Find the lines in these entries that include the word "text" and state how many there are, with no other words.
··· Extracted material ···
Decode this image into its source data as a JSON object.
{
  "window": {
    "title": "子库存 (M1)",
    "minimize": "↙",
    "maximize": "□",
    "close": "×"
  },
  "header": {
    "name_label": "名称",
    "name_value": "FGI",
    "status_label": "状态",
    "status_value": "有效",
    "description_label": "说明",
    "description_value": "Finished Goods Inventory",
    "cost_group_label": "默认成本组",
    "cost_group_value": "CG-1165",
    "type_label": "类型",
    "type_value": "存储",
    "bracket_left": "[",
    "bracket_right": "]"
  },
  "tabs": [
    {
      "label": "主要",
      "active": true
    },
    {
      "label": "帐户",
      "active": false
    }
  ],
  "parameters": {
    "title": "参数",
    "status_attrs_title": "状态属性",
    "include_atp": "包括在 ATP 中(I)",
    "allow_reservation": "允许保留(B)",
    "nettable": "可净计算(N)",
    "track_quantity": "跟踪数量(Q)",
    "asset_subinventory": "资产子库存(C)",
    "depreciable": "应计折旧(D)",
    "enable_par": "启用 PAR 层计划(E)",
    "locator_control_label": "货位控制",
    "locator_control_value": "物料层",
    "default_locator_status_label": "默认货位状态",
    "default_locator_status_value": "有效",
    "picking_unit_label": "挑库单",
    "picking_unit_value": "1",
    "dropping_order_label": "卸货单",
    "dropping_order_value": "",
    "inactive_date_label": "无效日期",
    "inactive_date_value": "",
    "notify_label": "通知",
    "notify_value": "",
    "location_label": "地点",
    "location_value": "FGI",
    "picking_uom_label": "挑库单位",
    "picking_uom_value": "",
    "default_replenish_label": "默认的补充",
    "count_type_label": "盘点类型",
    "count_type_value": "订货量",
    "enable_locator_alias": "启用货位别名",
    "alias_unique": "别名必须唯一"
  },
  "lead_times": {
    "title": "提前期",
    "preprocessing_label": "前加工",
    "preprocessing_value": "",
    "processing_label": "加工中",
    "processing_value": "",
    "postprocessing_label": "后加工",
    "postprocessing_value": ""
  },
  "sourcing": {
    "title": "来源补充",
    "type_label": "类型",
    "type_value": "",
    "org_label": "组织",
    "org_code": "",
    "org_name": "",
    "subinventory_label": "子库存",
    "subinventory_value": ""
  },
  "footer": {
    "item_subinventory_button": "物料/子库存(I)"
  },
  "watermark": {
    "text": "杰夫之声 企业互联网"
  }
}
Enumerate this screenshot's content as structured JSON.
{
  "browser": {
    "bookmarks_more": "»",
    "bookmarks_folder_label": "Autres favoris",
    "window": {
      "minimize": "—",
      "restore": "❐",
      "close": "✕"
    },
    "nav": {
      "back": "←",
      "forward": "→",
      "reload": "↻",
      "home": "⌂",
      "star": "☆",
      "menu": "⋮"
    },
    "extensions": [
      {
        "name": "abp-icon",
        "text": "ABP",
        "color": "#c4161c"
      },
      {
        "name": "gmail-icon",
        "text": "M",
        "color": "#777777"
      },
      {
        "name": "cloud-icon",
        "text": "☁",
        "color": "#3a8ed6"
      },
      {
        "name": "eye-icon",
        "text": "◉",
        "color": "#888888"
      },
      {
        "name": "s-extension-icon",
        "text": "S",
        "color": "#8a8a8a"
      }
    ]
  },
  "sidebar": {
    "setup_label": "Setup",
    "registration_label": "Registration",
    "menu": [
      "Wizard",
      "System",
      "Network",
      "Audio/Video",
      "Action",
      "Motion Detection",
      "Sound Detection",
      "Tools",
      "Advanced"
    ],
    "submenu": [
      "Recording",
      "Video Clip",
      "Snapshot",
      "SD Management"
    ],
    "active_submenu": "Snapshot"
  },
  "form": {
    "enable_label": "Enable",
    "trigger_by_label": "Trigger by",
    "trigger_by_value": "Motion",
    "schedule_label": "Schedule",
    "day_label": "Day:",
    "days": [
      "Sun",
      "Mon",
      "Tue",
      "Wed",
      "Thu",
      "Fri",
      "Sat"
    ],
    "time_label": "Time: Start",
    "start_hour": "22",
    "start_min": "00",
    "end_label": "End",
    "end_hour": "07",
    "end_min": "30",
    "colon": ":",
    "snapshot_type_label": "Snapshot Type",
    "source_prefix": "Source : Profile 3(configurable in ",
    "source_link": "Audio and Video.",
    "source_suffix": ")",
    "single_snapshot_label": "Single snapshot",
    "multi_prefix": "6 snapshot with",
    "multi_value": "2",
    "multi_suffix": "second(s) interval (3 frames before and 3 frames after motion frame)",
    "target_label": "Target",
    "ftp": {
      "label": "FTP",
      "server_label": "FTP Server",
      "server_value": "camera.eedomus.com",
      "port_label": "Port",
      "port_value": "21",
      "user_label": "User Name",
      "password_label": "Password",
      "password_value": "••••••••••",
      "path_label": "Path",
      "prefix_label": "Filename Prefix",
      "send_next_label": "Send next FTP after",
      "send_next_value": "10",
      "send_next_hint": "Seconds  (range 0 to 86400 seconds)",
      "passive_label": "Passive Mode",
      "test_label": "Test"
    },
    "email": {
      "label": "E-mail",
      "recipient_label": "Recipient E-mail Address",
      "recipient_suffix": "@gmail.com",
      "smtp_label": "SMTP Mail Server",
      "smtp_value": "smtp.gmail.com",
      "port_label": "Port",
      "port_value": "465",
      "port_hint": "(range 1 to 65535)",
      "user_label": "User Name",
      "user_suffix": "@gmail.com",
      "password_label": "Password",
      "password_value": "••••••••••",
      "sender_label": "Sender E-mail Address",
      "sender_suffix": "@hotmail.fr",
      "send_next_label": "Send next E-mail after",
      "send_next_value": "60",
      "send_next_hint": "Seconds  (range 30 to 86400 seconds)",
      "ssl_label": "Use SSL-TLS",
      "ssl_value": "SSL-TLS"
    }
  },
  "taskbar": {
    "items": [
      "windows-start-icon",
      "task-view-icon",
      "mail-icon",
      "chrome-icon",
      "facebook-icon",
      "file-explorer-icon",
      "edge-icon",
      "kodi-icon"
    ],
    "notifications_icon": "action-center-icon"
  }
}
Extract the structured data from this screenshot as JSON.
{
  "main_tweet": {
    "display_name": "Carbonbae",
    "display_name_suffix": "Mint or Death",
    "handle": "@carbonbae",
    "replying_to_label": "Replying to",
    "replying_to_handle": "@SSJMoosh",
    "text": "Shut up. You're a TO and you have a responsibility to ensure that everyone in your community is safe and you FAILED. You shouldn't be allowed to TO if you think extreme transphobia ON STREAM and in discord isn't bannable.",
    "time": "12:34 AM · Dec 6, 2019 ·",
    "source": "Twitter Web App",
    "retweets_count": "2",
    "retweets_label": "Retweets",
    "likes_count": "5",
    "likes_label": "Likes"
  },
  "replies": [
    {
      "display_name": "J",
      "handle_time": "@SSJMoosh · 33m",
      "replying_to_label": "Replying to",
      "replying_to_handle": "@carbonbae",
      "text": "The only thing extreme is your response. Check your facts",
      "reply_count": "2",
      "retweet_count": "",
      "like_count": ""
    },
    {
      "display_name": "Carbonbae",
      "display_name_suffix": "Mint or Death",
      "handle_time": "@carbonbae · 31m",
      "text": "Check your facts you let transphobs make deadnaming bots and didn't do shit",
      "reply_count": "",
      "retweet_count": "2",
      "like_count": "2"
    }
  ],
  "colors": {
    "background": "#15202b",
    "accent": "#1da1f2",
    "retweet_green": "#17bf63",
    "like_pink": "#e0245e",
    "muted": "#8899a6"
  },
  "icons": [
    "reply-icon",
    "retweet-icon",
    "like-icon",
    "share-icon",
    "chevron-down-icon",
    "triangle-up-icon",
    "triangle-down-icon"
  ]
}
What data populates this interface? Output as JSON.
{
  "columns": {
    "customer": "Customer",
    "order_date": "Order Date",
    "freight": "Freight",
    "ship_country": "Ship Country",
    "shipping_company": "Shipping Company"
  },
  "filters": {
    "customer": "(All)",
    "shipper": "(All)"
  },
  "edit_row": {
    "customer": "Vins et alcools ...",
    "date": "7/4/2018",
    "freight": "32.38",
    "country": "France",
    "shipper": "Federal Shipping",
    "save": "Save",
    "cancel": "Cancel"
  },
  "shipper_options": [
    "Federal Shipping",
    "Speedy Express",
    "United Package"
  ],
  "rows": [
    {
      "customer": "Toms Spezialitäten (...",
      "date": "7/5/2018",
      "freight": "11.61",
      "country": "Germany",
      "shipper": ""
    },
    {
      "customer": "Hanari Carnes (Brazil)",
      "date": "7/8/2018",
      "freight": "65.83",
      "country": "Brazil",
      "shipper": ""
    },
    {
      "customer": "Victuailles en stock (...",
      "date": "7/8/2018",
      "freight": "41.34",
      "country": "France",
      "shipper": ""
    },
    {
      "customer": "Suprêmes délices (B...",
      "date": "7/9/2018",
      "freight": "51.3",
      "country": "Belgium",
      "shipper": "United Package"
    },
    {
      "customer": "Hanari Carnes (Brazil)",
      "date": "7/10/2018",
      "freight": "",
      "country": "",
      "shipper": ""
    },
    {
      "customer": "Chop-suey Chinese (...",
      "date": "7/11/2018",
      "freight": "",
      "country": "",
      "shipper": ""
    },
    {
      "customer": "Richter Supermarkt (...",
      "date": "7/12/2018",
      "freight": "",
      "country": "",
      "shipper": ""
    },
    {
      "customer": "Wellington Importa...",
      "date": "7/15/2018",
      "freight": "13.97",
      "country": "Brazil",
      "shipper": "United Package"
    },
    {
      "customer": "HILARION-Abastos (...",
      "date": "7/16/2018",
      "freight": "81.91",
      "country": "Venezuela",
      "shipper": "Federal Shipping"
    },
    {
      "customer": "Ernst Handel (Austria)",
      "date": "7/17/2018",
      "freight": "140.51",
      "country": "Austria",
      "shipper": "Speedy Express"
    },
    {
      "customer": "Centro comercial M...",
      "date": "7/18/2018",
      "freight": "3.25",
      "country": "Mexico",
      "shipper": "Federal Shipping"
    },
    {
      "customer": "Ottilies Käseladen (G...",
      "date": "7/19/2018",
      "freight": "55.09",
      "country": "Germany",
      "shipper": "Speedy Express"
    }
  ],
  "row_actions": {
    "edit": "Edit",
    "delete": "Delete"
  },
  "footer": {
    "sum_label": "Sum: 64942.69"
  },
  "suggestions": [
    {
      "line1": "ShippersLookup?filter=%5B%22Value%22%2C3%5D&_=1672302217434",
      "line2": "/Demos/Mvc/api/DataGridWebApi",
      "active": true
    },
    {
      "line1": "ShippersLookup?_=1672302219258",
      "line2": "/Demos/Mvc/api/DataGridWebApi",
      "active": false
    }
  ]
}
···
#### Full response:
9